What you will do: Find the lines below that contain the string "this". Copy each one.

Records to use:
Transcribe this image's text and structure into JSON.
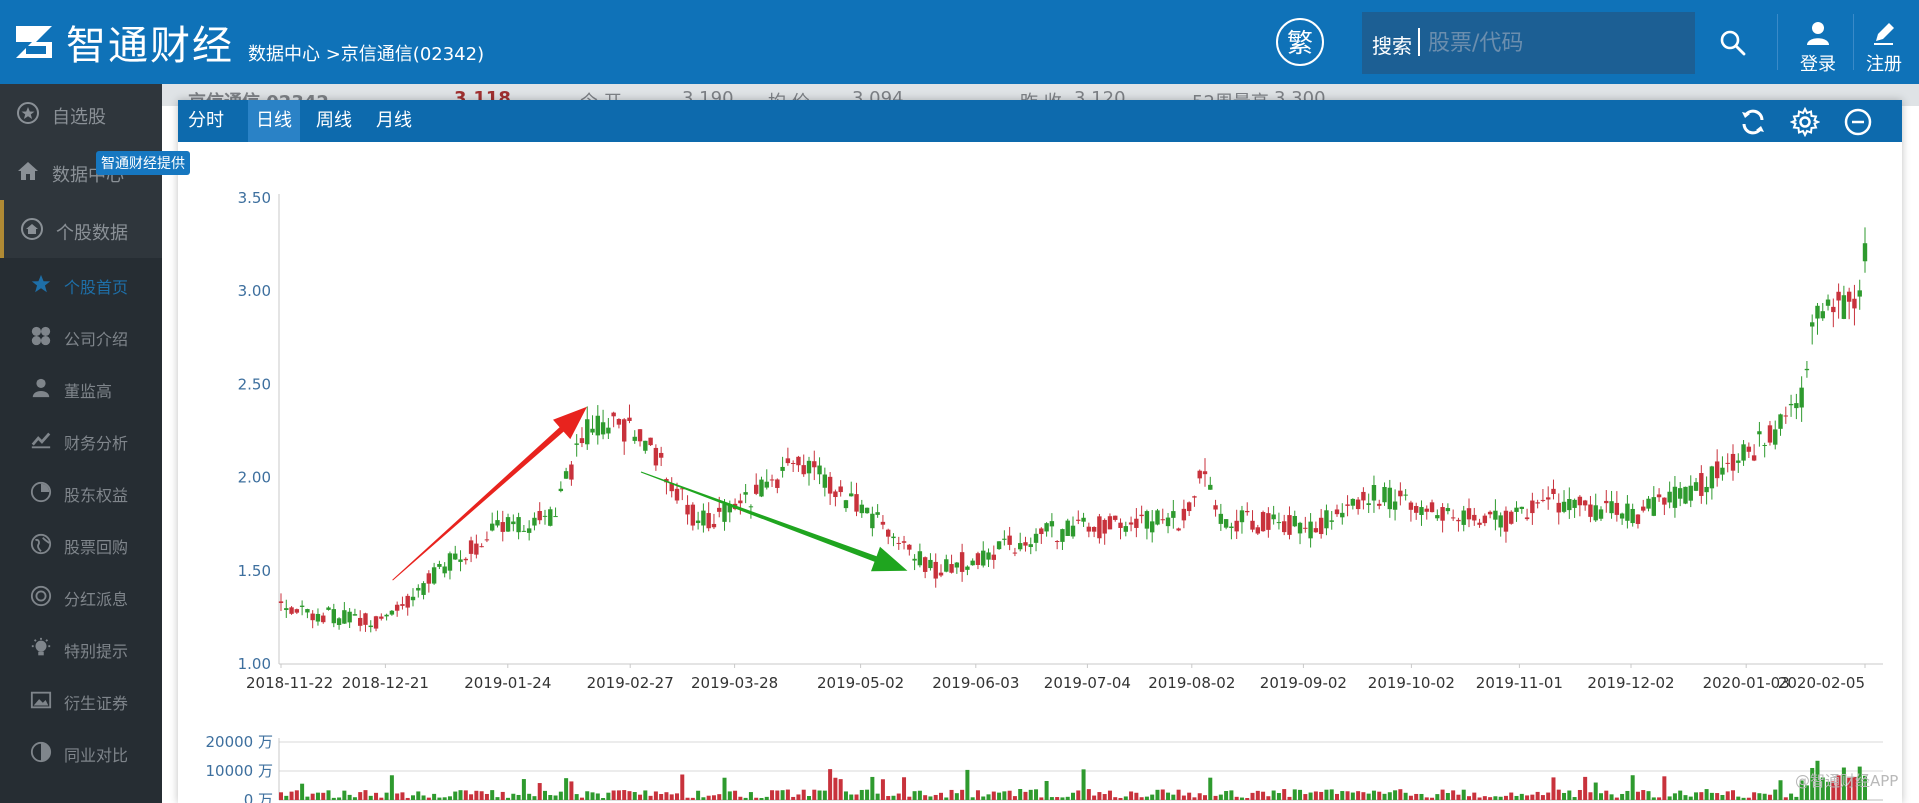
{
  "header": {
    "logo_text": "智通财经",
    "breadcrumb": "数据中心 >京信通信(02342)",
    "trad_button": "繁",
    "search_label": "搜索",
    "search_placeholder": "股票/代码",
    "login": "登录",
    "register": "注册"
  },
  "sidebar": {
    "top_items": [
      {
        "label": "自选股",
        "icon": "star-circle-icon"
      },
      {
        "label": "数据中心",
        "icon": "home-icon"
      },
      {
        "label": "个股数据",
        "icon": "home-circle-icon"
      }
    ],
    "sub_items": [
      {
        "label": "个股首页",
        "icon": "star-icon"
      },
      {
        "label": "公司介绍",
        "icon": "grid-icon"
      },
      {
        "label": "董监高",
        "icon": "person-icon"
      },
      {
        "label": "财务分析",
        "icon": "chart-icon"
      },
      {
        "label": "股东权益",
        "icon": "pie-icon"
      },
      {
        "label": "股票回购",
        "icon": "globe-icon"
      },
      {
        "label": "分红派息",
        "icon": "coin-icon"
      },
      {
        "label": "特别提示",
        "icon": "bulb-icon"
      },
      {
        "label": "衍生证券",
        "icon": "picture-icon"
      },
      {
        "label": "同业对比",
        "icon": "half-circle-icon"
      }
    ]
  },
  "behind_header": [
    "京信通信 02342",
    "3.118",
    "今 开",
    "3.190",
    "均 价",
    "3.094",
    "昨 收",
    "3.120",
    "52周最高",
    "3.300"
  ],
  "panel": {
    "tabs": [
      "分时",
      "日线",
      "周线",
      "月线"
    ],
    "active_tab": "日线",
    "watermark": "智通财经提供"
  },
  "colors": {
    "up": "#c8323c",
    "down": "#2e9a2e",
    "header": "#0f72b8",
    "toolbar": "#0d6aad",
    "axis_text": "#3d6f9e"
  },
  "chart_data": {
    "type": "candlestick",
    "ylim": [
      1.0,
      3.5
    ],
    "yticks": [
      "1.00",
      "1.50",
      "2.00",
      "2.50",
      "3.00",
      "3.50"
    ],
    "xticks": [
      "2018-11-22",
      "2018-12-21",
      "2019-01-24",
      "2019-02-27",
      "2019-03-28",
      "2019-05-02",
      "2019-06-03",
      "2019-07-04",
      "2019-08-02",
      "2019-09-02",
      "2019-10-02",
      "2019-11-01",
      "2019-12-02",
      "2020-01-03",
      "2020-02-05"
    ],
    "price_anchors": [
      {
        "d": "2018-11-22",
        "v": 1.3
      },
      {
        "d": "2018-12-05",
        "v": 1.26
      },
      {
        "d": "2018-12-21",
        "v": 1.22
      },
      {
        "d": "2019-01-08",
        "v": 1.55
      },
      {
        "d": "2019-01-24",
        "v": 1.75
      },
      {
        "d": "2019-02-05",
        "v": 1.78
      },
      {
        "d": "2019-02-15",
        "v": 2.25
      },
      {
        "d": "2019-02-22",
        "v": 2.3
      },
      {
        "d": "2019-03-04",
        "v": 2.2
      },
      {
        "d": "2019-03-18",
        "v": 1.75
      },
      {
        "d": "2019-04-01",
        "v": 1.88
      },
      {
        "d": "2019-04-15",
        "v": 2.1
      },
      {
        "d": "2019-04-25",
        "v": 1.95
      },
      {
        "d": "2019-05-10",
        "v": 1.7
      },
      {
        "d": "2019-05-22",
        "v": 1.5
      },
      {
        "d": "2019-06-05",
        "v": 1.58
      },
      {
        "d": "2019-06-20",
        "v": 1.7
      },
      {
        "d": "2019-07-15",
        "v": 1.75
      },
      {
        "d": "2019-07-31",
        "v": 1.78
      },
      {
        "d": "2019-08-05",
        "v": 2.05
      },
      {
        "d": "2019-08-10",
        "v": 1.78
      },
      {
        "d": "2019-08-25",
        "v": 1.75
      },
      {
        "d": "2019-09-05",
        "v": 1.72
      },
      {
        "d": "2019-09-20",
        "v": 1.92
      },
      {
        "d": "2019-10-10",
        "v": 1.82
      },
      {
        "d": "2019-10-30",
        "v": 1.76
      },
      {
        "d": "2019-11-08",
        "v": 1.9
      },
      {
        "d": "2019-11-20",
        "v": 1.83
      },
      {
        "d": "2019-12-05",
        "v": 1.81
      },
      {
        "d": "2019-12-20",
        "v": 1.95
      },
      {
        "d": "2020-01-08",
        "v": 2.2
      },
      {
        "d": "2020-01-15",
        "v": 2.3
      },
      {
        "d": "2020-01-19",
        "v": 2.48
      },
      {
        "d": "2020-01-21",
        "v": 2.85
      },
      {
        "d": "2020-02-03",
        "v": 2.95
      },
      {
        "d": "2020-02-05",
        "v": 3.15
      }
    ],
    "volume": {
      "ylabels": [
        "20000 万",
        "10000 万",
        "0 万"
      ],
      "ylim": [
        0,
        20000
      ]
    },
    "annotations": [
      {
        "type": "arrow",
        "color": "red",
        "from": {
          "d": "2018-12-23",
          "v": 1.45
        },
        "to": {
          "d": "2019-02-15",
          "v": 2.38
        }
      },
      {
        "type": "arrow",
        "color": "green",
        "from": {
          "d": "2019-03-02",
          "v": 2.03
        },
        "to": {
          "d": "2019-05-15",
          "v": 1.5
        }
      }
    ]
  },
  "credit": "@智通财经APP"
}
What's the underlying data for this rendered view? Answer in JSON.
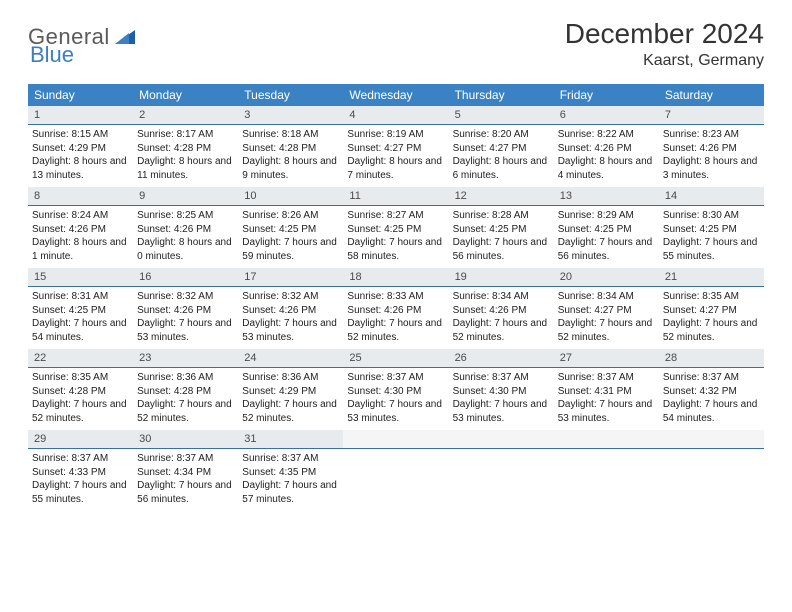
{
  "brand": {
    "name_part1": "General",
    "name_part2": "Blue"
  },
  "title": "December 2024",
  "location": "Kaarst, Germany",
  "colors": {
    "header_bg": "#3b82c4",
    "header_text": "#ffffff",
    "daynum_bg": "#e8ebed",
    "daynum_text": "#4a4a4a",
    "border": "#3b6fa0",
    "body_text": "#222222",
    "title_text": "#333333",
    "logo_gray": "#5a5a5a",
    "logo_blue": "#3b7fbf"
  },
  "weekdays": [
    "Sunday",
    "Monday",
    "Tuesday",
    "Wednesday",
    "Thursday",
    "Friday",
    "Saturday"
  ],
  "weeks": [
    [
      {
        "n": "1",
        "sr": "8:15 AM",
        "ss": "4:29 PM",
        "dl": "8 hours and 13 minutes."
      },
      {
        "n": "2",
        "sr": "8:17 AM",
        "ss": "4:28 PM",
        "dl": "8 hours and 11 minutes."
      },
      {
        "n": "3",
        "sr": "8:18 AM",
        "ss": "4:28 PM",
        "dl": "8 hours and 9 minutes."
      },
      {
        "n": "4",
        "sr": "8:19 AM",
        "ss": "4:27 PM",
        "dl": "8 hours and 7 minutes."
      },
      {
        "n": "5",
        "sr": "8:20 AM",
        "ss": "4:27 PM",
        "dl": "8 hours and 6 minutes."
      },
      {
        "n": "6",
        "sr": "8:22 AM",
        "ss": "4:26 PM",
        "dl": "8 hours and 4 minutes."
      },
      {
        "n": "7",
        "sr": "8:23 AM",
        "ss": "4:26 PM",
        "dl": "8 hours and 3 minutes."
      }
    ],
    [
      {
        "n": "8",
        "sr": "8:24 AM",
        "ss": "4:26 PM",
        "dl": "8 hours and 1 minute."
      },
      {
        "n": "9",
        "sr": "8:25 AM",
        "ss": "4:26 PM",
        "dl": "8 hours and 0 minutes."
      },
      {
        "n": "10",
        "sr": "8:26 AM",
        "ss": "4:25 PM",
        "dl": "7 hours and 59 minutes."
      },
      {
        "n": "11",
        "sr": "8:27 AM",
        "ss": "4:25 PM",
        "dl": "7 hours and 58 minutes."
      },
      {
        "n": "12",
        "sr": "8:28 AM",
        "ss": "4:25 PM",
        "dl": "7 hours and 56 minutes."
      },
      {
        "n": "13",
        "sr": "8:29 AM",
        "ss": "4:25 PM",
        "dl": "7 hours and 56 minutes."
      },
      {
        "n": "14",
        "sr": "8:30 AM",
        "ss": "4:25 PM",
        "dl": "7 hours and 55 minutes."
      }
    ],
    [
      {
        "n": "15",
        "sr": "8:31 AM",
        "ss": "4:25 PM",
        "dl": "7 hours and 54 minutes."
      },
      {
        "n": "16",
        "sr": "8:32 AM",
        "ss": "4:26 PM",
        "dl": "7 hours and 53 minutes."
      },
      {
        "n": "17",
        "sr": "8:32 AM",
        "ss": "4:26 PM",
        "dl": "7 hours and 53 minutes."
      },
      {
        "n": "18",
        "sr": "8:33 AM",
        "ss": "4:26 PM",
        "dl": "7 hours and 52 minutes."
      },
      {
        "n": "19",
        "sr": "8:34 AM",
        "ss": "4:26 PM",
        "dl": "7 hours and 52 minutes."
      },
      {
        "n": "20",
        "sr": "8:34 AM",
        "ss": "4:27 PM",
        "dl": "7 hours and 52 minutes."
      },
      {
        "n": "21",
        "sr": "8:35 AM",
        "ss": "4:27 PM",
        "dl": "7 hours and 52 minutes."
      }
    ],
    [
      {
        "n": "22",
        "sr": "8:35 AM",
        "ss": "4:28 PM",
        "dl": "7 hours and 52 minutes."
      },
      {
        "n": "23",
        "sr": "8:36 AM",
        "ss": "4:28 PM",
        "dl": "7 hours and 52 minutes."
      },
      {
        "n": "24",
        "sr": "8:36 AM",
        "ss": "4:29 PM",
        "dl": "7 hours and 52 minutes."
      },
      {
        "n": "25",
        "sr": "8:37 AM",
        "ss": "4:30 PM",
        "dl": "7 hours and 53 minutes."
      },
      {
        "n": "26",
        "sr": "8:37 AM",
        "ss": "4:30 PM",
        "dl": "7 hours and 53 minutes."
      },
      {
        "n": "27",
        "sr": "8:37 AM",
        "ss": "4:31 PM",
        "dl": "7 hours and 53 minutes."
      },
      {
        "n": "28",
        "sr": "8:37 AM",
        "ss": "4:32 PM",
        "dl": "7 hours and 54 minutes."
      }
    ],
    [
      {
        "n": "29",
        "sr": "8:37 AM",
        "ss": "4:33 PM",
        "dl": "7 hours and 55 minutes."
      },
      {
        "n": "30",
        "sr": "8:37 AM",
        "ss": "4:34 PM",
        "dl": "7 hours and 56 minutes."
      },
      {
        "n": "31",
        "sr": "8:37 AM",
        "ss": "4:35 PM",
        "dl": "7 hours and 57 minutes."
      },
      null,
      null,
      null,
      null
    ]
  ],
  "labels": {
    "sunrise": "Sunrise:",
    "sunset": "Sunset:",
    "daylight": "Daylight:"
  }
}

Solution:
Transcribe this image's text and structure into JSON.
What's the underlying data for this rendered view? Answer in JSON.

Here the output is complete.